Goal of the exercise: What follows is a listing; give it again exactly, in its entirety.

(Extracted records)
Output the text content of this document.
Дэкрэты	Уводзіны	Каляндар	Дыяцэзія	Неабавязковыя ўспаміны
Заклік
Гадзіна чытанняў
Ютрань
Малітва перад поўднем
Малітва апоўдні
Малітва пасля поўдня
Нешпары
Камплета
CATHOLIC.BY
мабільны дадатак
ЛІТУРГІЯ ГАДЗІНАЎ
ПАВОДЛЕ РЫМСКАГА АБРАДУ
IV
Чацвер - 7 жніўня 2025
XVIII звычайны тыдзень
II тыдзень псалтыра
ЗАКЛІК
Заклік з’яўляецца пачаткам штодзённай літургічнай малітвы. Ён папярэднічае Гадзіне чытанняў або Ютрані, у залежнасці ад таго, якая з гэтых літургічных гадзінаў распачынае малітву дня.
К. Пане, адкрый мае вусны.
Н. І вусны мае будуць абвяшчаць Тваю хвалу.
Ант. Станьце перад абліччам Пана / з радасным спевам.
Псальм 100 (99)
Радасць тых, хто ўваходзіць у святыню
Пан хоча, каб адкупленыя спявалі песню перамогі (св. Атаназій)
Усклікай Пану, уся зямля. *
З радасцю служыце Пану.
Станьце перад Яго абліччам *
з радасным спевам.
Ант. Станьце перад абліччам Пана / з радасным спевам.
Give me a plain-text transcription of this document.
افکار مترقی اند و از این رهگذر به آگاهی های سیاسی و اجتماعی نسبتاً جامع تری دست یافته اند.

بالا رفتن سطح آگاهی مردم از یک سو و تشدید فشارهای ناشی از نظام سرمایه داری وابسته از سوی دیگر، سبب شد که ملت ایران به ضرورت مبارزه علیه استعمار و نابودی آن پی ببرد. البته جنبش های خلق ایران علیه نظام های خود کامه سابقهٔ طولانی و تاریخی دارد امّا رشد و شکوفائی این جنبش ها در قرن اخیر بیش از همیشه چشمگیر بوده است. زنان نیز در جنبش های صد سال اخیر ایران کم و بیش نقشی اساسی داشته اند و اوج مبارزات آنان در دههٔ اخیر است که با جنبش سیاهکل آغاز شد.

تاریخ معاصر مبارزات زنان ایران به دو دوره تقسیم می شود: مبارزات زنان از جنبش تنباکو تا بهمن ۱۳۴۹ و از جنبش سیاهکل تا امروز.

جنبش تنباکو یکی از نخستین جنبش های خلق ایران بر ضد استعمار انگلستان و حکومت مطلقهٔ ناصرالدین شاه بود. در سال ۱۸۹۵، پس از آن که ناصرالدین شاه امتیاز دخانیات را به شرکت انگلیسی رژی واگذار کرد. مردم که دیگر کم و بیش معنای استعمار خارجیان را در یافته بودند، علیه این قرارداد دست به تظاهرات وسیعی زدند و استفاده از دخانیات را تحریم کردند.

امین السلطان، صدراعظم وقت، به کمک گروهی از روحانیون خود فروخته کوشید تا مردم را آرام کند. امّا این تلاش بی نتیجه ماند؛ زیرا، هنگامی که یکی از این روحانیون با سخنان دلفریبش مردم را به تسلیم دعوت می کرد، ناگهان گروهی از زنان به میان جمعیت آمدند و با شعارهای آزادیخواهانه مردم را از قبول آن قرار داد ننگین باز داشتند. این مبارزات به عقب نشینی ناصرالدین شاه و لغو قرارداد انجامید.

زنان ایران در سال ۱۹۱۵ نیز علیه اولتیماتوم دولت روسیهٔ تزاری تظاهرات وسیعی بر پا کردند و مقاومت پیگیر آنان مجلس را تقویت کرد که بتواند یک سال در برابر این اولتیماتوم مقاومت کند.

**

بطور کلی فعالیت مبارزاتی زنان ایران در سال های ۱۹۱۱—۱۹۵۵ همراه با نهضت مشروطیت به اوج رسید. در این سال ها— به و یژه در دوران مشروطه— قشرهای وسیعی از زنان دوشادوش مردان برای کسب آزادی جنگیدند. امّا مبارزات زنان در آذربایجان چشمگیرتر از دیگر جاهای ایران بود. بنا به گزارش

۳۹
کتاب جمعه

Solution for this problem:
Output the text content of this document.
Дэкрэты	Уводзіны	Каляндар	Дыяцэзія	Неабавязковыя ўспаміны
Заклік
Гадзіна чытанняў
Ютрань
Малітва перад поўднем
Малітва апоўдні
Малітва пасля поўдня
Нешпары
Камплета
CATHOLIC.BY
мабільны дадатак
ЛІТУРГІЯ ГАДЗІНАЎ
ПАВОДЛЕ РЫМСКАГА АБРАДУ
IV
Чацвер - 7 жніўня 2025
XVIII звычайны тыдзень
II тыдзень псалтыра
ЗАКЛІК
Заклік з’яўляецца пачаткам штодзённай літургічнай малітвы. Ён папярэднічае Гадзіне чытанняў або Ютрані, у залежнасці ад таго, якая з гэтых літургічных гадзінаў распачынае малітву дня.
К. Пане, адкрый мае вусны.
Н. І вусны мае будуць абвяшчаць Тваю хвалу.
Ант. Станьце перад абліччам Пана / з радасным спевам.
Псальм 100 (99)
Радасць тых, хто ўваходзіць у святыню
Пан хоча, каб адкупленыя спявалі песню перамогі (св. Атаназій)
Усклікай Пану, уся зямля. *
З радасцю служыце Пану.
Станьце перад Яго абліччам *
з радасным спевам.
Ант. Станьце перад абліччам Пана / з радасным спевам.
Give me a plain-text transcription of this document.
افکار مترقی اند و از این رهگذر به آگاهی های سیاسی و اجتماعی نسبتاً جامع تری دست یافته اند.

بالا رفتن سطح آگاهی مردم از یک سو و تشدید فشارهای ناشی از نظام سرمایه داری وابسته از سوی دیگر، سبب شد که ملت ایران به ضرورت مبارزه علیه استعمار و نابودی آن پی ببرد. البته جنبش های خلق ایران علیه نظام های خود کامه سابقهٔ طولانی و تاریخی دارد امّا رشد و شکوفائی این جنبش ها در قرن اخیر بیش از همیشه چشمگیر بوده است. زنان نیز در جنبش های صد سال اخیر ایران کم و بیش نقشی اساسی داشته اند و اوج مبارزات آنان در دههٔ اخیر است که با جنبش سیاهکل آغاز شد.

تاریخ معاصر مبارزات زنان ایران به دو دوره تقسیم می شود: مبارزات زنان از جنبش تنباکو تا بهمن ۱۳۴۹ و از جنبش سیاهکل تا امروز.

جنبش تنباکو یکی از نخستین جنبش های خلق ایران بر ضد استعمار انگلستان و حکومت مطلقهٔ ناصرالدین شاه بود. در سال ۱۸۹۵، پس از آن که ناصرالدین شاه امتیاز دخانیات را به شرکت انگلیسی رژی واگذار کرد. مردم که دیگر کم و بیش معنای استعمار خارجیان را در یافته بودند، علیه این قرارداد دست به تظاهرات وسیعی زدند و استفاده از دخانیات را تحریم کردند.

امین السلطان، صدراعظم وقت، به کمک گروهی از روحانیون خود فروخته کوشید تا مردم را آرام کند. امّا این تلاش بی نتیجه ماند؛ زیرا، هنگامی که یکی از این روحانیون با سخنان دلفریبش مردم را به تسلیم دعوت می کرد، ناگهان گروهی از زنان به میان جمعیت آمدند و با شعارهای آزادیخواهانه مردم را از قبول آن قرار داد ننگین باز داشتند. این مبارزات به عقب نشینی ناصرالدین شاه و لغو قرارداد انجامید.

زنان ایران در سال ۱۹۱۵ نیز علیه اولتیماتوم دولت روسیهٔ تزاری تظاهرات وسیعی بر پا کردند و مقاومت پیگیر آنان مجلس را تقویت کرد که بتواند یک سال در برابر این اولتیماتوم مقاومت کند.

**

بطور کلی فعالیت مبارزاتی زنان ایران در سال های ۱۹۱۱—۱۹۵۵ همراه با نهضت مشروطیت به اوج رسید. در این سال ها— به و یژه در دوران مشروطه— قشرهای وسیعی از زنان دوشادوش مردان برای کسب آزادی جنگیدند. امّا مبارزات زنان در آذربایجان چشمگیرتر از دیگر جاهای ایران بود. بنا به گزارش

۳۹
کتاب جمعه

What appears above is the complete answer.